— WHAT YOU SHOULD DO —
Write out the records again, exactly, leaving none out.

(Records)
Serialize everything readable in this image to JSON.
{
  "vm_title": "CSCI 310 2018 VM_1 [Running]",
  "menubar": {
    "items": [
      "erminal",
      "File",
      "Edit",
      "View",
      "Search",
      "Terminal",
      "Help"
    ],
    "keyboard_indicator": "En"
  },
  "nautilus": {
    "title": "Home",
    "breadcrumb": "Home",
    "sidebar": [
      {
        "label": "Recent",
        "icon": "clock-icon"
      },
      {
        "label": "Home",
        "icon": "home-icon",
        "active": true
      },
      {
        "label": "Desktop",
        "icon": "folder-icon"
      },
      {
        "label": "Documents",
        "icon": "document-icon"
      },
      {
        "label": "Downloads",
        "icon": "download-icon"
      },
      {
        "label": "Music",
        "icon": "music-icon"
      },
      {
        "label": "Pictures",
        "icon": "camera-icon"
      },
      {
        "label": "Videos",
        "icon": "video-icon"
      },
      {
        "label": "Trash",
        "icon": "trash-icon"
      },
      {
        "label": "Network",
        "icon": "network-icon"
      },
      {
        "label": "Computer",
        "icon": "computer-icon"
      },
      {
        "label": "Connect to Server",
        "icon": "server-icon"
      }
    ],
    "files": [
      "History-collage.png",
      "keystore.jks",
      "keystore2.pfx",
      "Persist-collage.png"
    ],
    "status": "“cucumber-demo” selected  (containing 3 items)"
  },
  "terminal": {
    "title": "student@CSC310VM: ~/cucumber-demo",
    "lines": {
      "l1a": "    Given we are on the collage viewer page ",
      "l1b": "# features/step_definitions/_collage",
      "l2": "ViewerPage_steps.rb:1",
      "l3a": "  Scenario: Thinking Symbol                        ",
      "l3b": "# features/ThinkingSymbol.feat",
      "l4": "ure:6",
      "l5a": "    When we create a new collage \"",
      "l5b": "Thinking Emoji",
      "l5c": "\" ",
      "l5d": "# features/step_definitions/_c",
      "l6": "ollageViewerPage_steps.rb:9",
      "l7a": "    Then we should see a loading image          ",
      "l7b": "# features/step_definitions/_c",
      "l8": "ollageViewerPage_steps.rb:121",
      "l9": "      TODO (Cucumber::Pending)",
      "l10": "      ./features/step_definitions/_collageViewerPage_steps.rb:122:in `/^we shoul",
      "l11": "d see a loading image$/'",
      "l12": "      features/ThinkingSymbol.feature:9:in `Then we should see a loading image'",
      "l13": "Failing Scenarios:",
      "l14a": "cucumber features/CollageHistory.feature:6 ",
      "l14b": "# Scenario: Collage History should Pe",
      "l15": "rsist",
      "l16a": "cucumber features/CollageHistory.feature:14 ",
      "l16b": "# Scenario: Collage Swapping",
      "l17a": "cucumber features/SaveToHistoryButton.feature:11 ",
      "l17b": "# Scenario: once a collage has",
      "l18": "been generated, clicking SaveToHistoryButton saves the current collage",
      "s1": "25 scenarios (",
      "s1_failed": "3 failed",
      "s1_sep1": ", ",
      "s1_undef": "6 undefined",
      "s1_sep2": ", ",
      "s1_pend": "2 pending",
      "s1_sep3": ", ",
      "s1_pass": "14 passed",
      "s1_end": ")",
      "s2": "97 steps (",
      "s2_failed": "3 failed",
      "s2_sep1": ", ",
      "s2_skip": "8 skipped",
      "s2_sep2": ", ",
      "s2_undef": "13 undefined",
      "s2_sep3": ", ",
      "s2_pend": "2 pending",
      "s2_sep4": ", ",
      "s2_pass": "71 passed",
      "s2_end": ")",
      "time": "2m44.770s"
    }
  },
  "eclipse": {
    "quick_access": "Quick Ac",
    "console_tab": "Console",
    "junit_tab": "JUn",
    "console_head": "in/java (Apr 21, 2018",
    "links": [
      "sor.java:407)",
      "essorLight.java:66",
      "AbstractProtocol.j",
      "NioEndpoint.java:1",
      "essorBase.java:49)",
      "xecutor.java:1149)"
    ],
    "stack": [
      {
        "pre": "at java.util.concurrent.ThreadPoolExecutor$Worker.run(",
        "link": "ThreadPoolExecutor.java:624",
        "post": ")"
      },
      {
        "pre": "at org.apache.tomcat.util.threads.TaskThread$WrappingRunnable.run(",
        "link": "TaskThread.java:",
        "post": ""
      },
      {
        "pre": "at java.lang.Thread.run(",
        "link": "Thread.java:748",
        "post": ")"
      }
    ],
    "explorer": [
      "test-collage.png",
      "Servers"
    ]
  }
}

— SOLUTION TO THIS TASK —
Serialize everything readable in this image to JSON.
{
  "vm_title": "CSCI 310 2018 VM_1 [Running]",
  "menubar": {
    "items": [
      "erminal",
      "File",
      "Edit",
      "View",
      "Search",
      "Terminal",
      "Help"
    ],
    "keyboard_indicator": "En"
  },
  "nautilus": {
    "title": "Home",
    "breadcrumb": "Home",
    "sidebar": [
      {
        "label": "Recent",
        "icon": "clock-icon"
      },
      {
        "label": "Home",
        "icon": "home-icon",
        "active": true
      },
      {
        "label": "Desktop",
        "icon": "folder-icon"
      },
      {
        "label": "Documents",
        "icon": "document-icon"
      },
      {
        "label": "Downloads",
        "icon": "download-icon"
      },
      {
        "label": "Music",
        "icon": "music-icon"
      },
      {
        "label": "Pictures",
        "icon": "camera-icon"
      },
      {
        "label": "Videos",
        "icon": "video-icon"
      },
      {
        "label": "Trash",
        "icon": "trash-icon"
      },
      {
        "label": "Network",
        "icon": "network-icon"
      },
      {
        "label": "Computer",
        "icon": "computer-icon"
      },
      {
        "label": "Connect to Server",
        "icon": "server-icon"
      }
    ],
    "files": [
      "History-collage.png",
      "keystore.jks",
      "keystore2.pfx",
      "Persist-collage.png"
    ],
    "status": "“cucumber-demo” selected  (containing 3 items)"
  },
  "terminal": {
    "title": "student@CSC310VM: ~/cucumber-demo",
    "lines": {
      "l1a": "    Given we are on the collage viewer page ",
      "l1b": "# features/step_definitions/_collage",
      "l2": "ViewerPage_steps.rb:1",
      "l3a": "  Scenario: Thinking Symbol                        ",
      "l3b": "# features/ThinkingSymbol.feat",
      "l4": "ure:6",
      "l5a": "    When we create a new collage \"",
      "l5b": "Thinking Emoji",
      "l5c": "\" ",
      "l5d": "# features/step_definitions/_c",
      "l6": "ollageViewerPage_steps.rb:9",
      "l7a": "    Then we should see a loading image          ",
      "l7b": "# features/step_definitions/_c",
      "l8": "ollageViewerPage_steps.rb:121",
      "l9": "      TODO (Cucumber::Pending)",
      "l10": "      ./features/step_definitions/_collageViewerPage_steps.rb:122:in `/^we shoul",
      "l11": "d see a loading image$/'",
      "l12": "      features/ThinkingSymbol.feature:9:in `Then we should see a loading image'",
      "l13": "Failing Scenarios:",
      "l14a": "cucumber features/CollageHistory.feature:6 ",
      "l14b": "# Scenario: Collage History should Pe",
      "l15": "rsist",
      "l16a": "cucumber features/CollageHistory.feature:14 ",
      "l16b": "# Scenario: Collage Swapping",
      "l17a": "cucumber features/SaveToHistoryButton.feature:11 ",
      "l17b": "# Scenario: once a collage has",
      "l18": "been generated, clicking SaveToHistoryButton saves the current collage",
      "s1": "25 scenarios (",
      "s1_failed": "3 failed",
      "s1_sep1": ", ",
      "s1_undef": "6 undefined",
      "s1_sep2": ", ",
      "s1_pend": "2 pending",
      "s1_sep3": ", ",
      "s1_pass": "14 passed",
      "s1_end": ")",
      "s2": "97 steps (",
      "s2_failed": "3 failed",
      "s2_sep1": ", ",
      "s2_skip": "8 skipped",
      "s2_sep2": ", ",
      "s2_undef": "13 undefined",
      "s2_sep3": ", ",
      "s2_pend": "2 pending",
      "s2_sep4": ", ",
      "s2_pass": "71 passed",
      "s2_end": ")",
      "time": "2m44.770s"
    }
  },
  "eclipse": {
    "quick_access": "Quick Ac",
    "console_tab": "Console",
    "junit_tab": "JUn",
    "console_head": "in/java (Apr 21, 2018",
    "links": [
      "sor.java:407)",
      "essorLight.java:66",
      "AbstractProtocol.j",
      "NioEndpoint.java:1",
      "essorBase.java:49)",
      "xecutor.java:1149)"
    ],
    "stack": [
      {
        "pre": "at java.util.concurrent.ThreadPoolExecutor$Worker.run(",
        "link": "ThreadPoolExecutor.java:624",
        "post": ")"
      },
      {
        "pre": "at org.apache.tomcat.util.threads.TaskThread$WrappingRunnable.run(",
        "link": "TaskThread.java:",
        "post": ""
      },
      {
        "pre": "at java.lang.Thread.run(",
        "link": "Thread.java:748",
        "post": ")"
      }
    ],
    "explorer": [
      "test-collage.png",
      "Servers"
    ]
  }
}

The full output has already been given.